§ **Your objective**
Repeat every line of the material below without any change, keeping the original order.

§ **Recorded data**
/---

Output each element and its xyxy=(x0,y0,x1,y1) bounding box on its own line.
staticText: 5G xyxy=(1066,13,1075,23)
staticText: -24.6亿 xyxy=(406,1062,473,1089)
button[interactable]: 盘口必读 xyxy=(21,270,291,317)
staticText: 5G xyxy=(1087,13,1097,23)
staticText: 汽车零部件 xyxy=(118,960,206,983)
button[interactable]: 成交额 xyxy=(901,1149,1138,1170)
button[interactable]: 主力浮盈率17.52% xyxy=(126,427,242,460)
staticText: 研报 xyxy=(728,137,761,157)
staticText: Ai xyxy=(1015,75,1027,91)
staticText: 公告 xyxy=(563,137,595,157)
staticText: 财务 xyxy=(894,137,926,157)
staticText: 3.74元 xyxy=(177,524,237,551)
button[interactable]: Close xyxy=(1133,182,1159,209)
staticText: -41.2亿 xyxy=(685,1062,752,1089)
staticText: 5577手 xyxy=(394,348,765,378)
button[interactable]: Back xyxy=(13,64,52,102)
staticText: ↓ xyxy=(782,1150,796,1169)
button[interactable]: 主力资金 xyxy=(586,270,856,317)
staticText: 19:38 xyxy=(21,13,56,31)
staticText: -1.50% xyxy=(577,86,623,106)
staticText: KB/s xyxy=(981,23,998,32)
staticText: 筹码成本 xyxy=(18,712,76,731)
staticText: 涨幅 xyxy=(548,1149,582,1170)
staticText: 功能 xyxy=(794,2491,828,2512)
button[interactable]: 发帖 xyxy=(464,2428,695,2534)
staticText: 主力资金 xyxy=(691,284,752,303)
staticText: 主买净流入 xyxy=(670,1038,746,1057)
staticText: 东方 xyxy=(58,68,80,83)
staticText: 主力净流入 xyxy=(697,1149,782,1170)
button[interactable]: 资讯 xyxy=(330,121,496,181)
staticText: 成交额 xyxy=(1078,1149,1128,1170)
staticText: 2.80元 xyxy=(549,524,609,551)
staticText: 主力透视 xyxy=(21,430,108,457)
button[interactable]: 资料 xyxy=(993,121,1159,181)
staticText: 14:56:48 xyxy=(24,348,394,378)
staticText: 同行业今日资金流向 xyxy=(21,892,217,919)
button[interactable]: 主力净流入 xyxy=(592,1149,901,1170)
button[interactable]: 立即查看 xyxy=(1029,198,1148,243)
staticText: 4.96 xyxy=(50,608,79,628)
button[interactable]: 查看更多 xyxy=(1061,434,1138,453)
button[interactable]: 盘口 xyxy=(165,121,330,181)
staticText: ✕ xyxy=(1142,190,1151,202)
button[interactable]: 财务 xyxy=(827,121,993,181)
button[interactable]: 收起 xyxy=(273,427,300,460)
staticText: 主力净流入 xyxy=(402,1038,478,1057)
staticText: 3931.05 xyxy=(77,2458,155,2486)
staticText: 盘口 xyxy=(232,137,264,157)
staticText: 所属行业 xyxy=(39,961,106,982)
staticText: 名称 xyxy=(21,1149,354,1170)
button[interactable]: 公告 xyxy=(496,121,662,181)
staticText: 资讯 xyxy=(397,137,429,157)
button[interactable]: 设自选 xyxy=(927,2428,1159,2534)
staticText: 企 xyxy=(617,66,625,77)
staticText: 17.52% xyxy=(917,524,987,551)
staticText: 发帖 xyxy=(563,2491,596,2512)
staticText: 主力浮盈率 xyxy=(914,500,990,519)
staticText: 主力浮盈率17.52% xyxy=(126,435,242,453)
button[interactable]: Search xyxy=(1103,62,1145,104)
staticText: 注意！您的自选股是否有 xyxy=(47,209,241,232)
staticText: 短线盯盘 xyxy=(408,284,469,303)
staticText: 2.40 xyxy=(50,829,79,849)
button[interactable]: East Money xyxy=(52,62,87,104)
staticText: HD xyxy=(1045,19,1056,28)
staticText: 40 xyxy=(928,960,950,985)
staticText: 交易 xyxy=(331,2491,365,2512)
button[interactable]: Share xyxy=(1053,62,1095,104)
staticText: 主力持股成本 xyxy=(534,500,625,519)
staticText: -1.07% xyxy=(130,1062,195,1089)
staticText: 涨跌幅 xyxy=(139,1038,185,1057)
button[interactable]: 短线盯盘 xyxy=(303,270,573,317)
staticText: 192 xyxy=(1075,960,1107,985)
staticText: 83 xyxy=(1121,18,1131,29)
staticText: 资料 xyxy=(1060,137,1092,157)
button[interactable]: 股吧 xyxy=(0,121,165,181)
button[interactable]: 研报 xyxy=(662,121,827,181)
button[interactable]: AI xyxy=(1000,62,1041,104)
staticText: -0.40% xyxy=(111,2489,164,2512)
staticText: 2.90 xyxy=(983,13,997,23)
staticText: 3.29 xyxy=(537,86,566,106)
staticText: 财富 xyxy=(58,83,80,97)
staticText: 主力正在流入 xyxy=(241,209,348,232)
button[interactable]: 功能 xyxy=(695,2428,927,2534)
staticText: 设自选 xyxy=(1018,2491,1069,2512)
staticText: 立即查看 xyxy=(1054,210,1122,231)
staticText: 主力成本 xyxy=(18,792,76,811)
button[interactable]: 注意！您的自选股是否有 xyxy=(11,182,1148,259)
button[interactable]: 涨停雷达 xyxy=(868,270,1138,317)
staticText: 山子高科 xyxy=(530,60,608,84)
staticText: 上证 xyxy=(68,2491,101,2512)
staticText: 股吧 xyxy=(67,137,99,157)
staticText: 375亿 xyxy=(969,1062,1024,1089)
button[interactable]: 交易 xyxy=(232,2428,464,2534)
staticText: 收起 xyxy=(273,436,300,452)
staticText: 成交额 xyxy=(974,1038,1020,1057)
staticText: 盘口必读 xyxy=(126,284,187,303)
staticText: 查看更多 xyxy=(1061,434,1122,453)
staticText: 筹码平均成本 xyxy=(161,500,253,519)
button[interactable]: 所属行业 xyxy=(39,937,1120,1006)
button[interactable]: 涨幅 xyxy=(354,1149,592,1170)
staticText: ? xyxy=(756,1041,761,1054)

\---

§ **In response**
Output each element and its xyxy=(x0,y0,x1,y1) bounding box on its own line.
staticText: 5G xyxy=(1066,13,1075,23)
staticText: -24.6亿 xyxy=(406,1062,473,1089)
button[interactable]: 盘口必读 xyxy=(21,270,291,317)
staticText: 5G xyxy=(1087,13,1097,23)
staticText: 汽车零部件 xyxy=(118,960,206,983)
button[interactable]: 成交额 xyxy=(901,1149,1138,1170)
button[interactable]: 主力浮盈率17.52% xyxy=(126,427,242,460)
staticText: 研报 xyxy=(728,137,761,157)
staticText: Ai xyxy=(1015,75,1027,91)
staticText: 公告 xyxy=(563,137,595,157)
staticText: 财务 xyxy=(894,137,926,157)
staticText: 3.74元 xyxy=(177,524,237,551)
button[interactable]: Close xyxy=(1133,182,1159,209)
staticText: -41.2亿 xyxy=(685,1062,752,1089)
staticText: 5577手 xyxy=(394,348,765,378)
button[interactable]: Back xyxy=(13,64,52,102)
staticText: ↓ xyxy=(782,1150,796,1169)
button[interactable]: 主力资金 xyxy=(586,270,856,317)
staticText: 19:38 xyxy=(21,13,56,31)
staticText: -1.50% xyxy=(577,86,623,106)
staticText: KB/s xyxy=(981,23,998,32)
staticText: 筹码成本 xyxy=(18,712,76,731)
staticText: 涨幅 xyxy=(548,1149,582,1170)
staticText: 功能 xyxy=(794,2491,828,2512)
button[interactable]: 发帖 xyxy=(464,2428,695,2534)
staticText: 主力资金 xyxy=(691,284,752,303)
staticText: 主买净流入 xyxy=(670,1038,746,1057)
staticText: 东方 xyxy=(58,68,80,83)
staticText: 主力净流入 xyxy=(697,1149,782,1170)
button[interactable]: 资讯 xyxy=(330,121,496,181)
staticText: 成交额 xyxy=(1078,1149,1128,1170)
staticText: 2.80元 xyxy=(549,524,609,551)
staticText: 主力透视 xyxy=(21,430,108,457)
button[interactable]: 资料 xyxy=(993,121,1159,181)
staticText: 14:56:48 xyxy=(24,348,394,378)
staticText: 同行业今日资金流向 xyxy=(21,892,217,919)
button[interactable]: 主力净流入 xyxy=(592,1149,901,1170)
button[interactable]: 立即查看 xyxy=(1029,198,1148,243)
staticText: 4.96 xyxy=(50,608,79,628)
button[interactable]: 查看更多 xyxy=(1061,434,1138,453)
button[interactable]: 盘口 xyxy=(165,121,330,181)
staticText: ✕ xyxy=(1142,190,1151,202)
button[interactable]: 财务 xyxy=(827,121,993,181)
button[interactable]: 收起 xyxy=(273,427,300,460)
staticText: 主力净流入 xyxy=(402,1038,478,1057)
staticText: 3931.05 xyxy=(77,2458,155,2486)
staticText: 盘口 xyxy=(232,137,264,157)
staticText: 所属行业 xyxy=(39,961,106,982)
staticText: 名称 xyxy=(21,1149,354,1170)
button[interactable]: 公告 xyxy=(496,121,662,181)
staticText: 资讯 xyxy=(397,137,429,157)
button[interactable]: 设自选 xyxy=(927,2428,1159,2534)
staticText: 企 xyxy=(617,66,625,77)
staticText: 17.52% xyxy=(917,524,987,551)
staticText: 发帖 xyxy=(563,2491,596,2512)
staticText: 主力浮盈率 xyxy=(914,500,990,519)
staticText: 主力浮盈率17.52% xyxy=(126,435,242,453)
button[interactable]: Search xyxy=(1103,62,1145,104)
staticText: 注意！您的自选股是否有 xyxy=(47,209,241,232)
staticText: 短线盯盘 xyxy=(408,284,469,303)
staticText: 2.40 xyxy=(50,829,79,849)
button[interactable]: East Money xyxy=(52,62,87,104)
staticText: HD xyxy=(1045,19,1056,28)
staticText: 40 xyxy=(928,960,950,985)
staticText: 交易 xyxy=(331,2491,365,2512)
button[interactable]: Share xyxy=(1053,62,1095,104)
staticText: 主力持股成本 xyxy=(534,500,625,519)
staticText: -1.07% xyxy=(130,1062,195,1089)
staticText: 涨跌幅 xyxy=(139,1038,185,1057)
button[interactable]: 短线盯盘 xyxy=(303,270,573,317)
staticText: 192 xyxy=(1075,960,1107,985)
staticText: 83 xyxy=(1121,18,1131,29)
staticText: 资料 xyxy=(1060,137,1092,157)
button[interactable]: 股吧 xyxy=(0,121,165,181)
button[interactable]: 研报 xyxy=(662,121,827,181)
button[interactable]: AI xyxy=(1000,62,1041,104)
staticText: -0.40% xyxy=(111,2489,164,2512)
staticText: 2.90 xyxy=(983,13,997,23)
staticText: 3.29 xyxy=(537,86,566,106)
staticText: 财富 xyxy=(58,83,80,97)
staticText: 主力正在流入 xyxy=(241,209,348,232)
button[interactable]: 功能 xyxy=(695,2428,927,2534)
staticText: 设自选 xyxy=(1018,2491,1069,2512)
staticText: 立即查看 xyxy=(1054,210,1122,231)
staticText: 主力成本 xyxy=(18,792,76,811)
button[interactable]: 注意！您的自选股是否有 xyxy=(11,182,1148,259)
button[interactable]: 涨停雷达 xyxy=(868,270,1138,317)
staticText: 山子高科 xyxy=(530,60,608,84)
staticText: 上证 xyxy=(68,2491,101,2512)
staticText: 股吧 xyxy=(67,137,99,157)
staticText: 375亿 xyxy=(969,1062,1024,1089)
button[interactable]: 交易 xyxy=(232,2428,464,2534)
staticText: 收起 xyxy=(273,436,300,452)
staticText: 成交额 xyxy=(974,1038,1020,1057)
staticText: 盘口必读 xyxy=(126,284,187,303)
staticText: 查看更多 xyxy=(1061,434,1122,453)
staticText: 筹码平均成本 xyxy=(161,500,253,519)
button[interactable]: 所属行业 xyxy=(39,937,1120,1006)
button[interactable]: 涨幅 xyxy=(354,1149,592,1170)
staticText: ? xyxy=(756,1041,761,1054)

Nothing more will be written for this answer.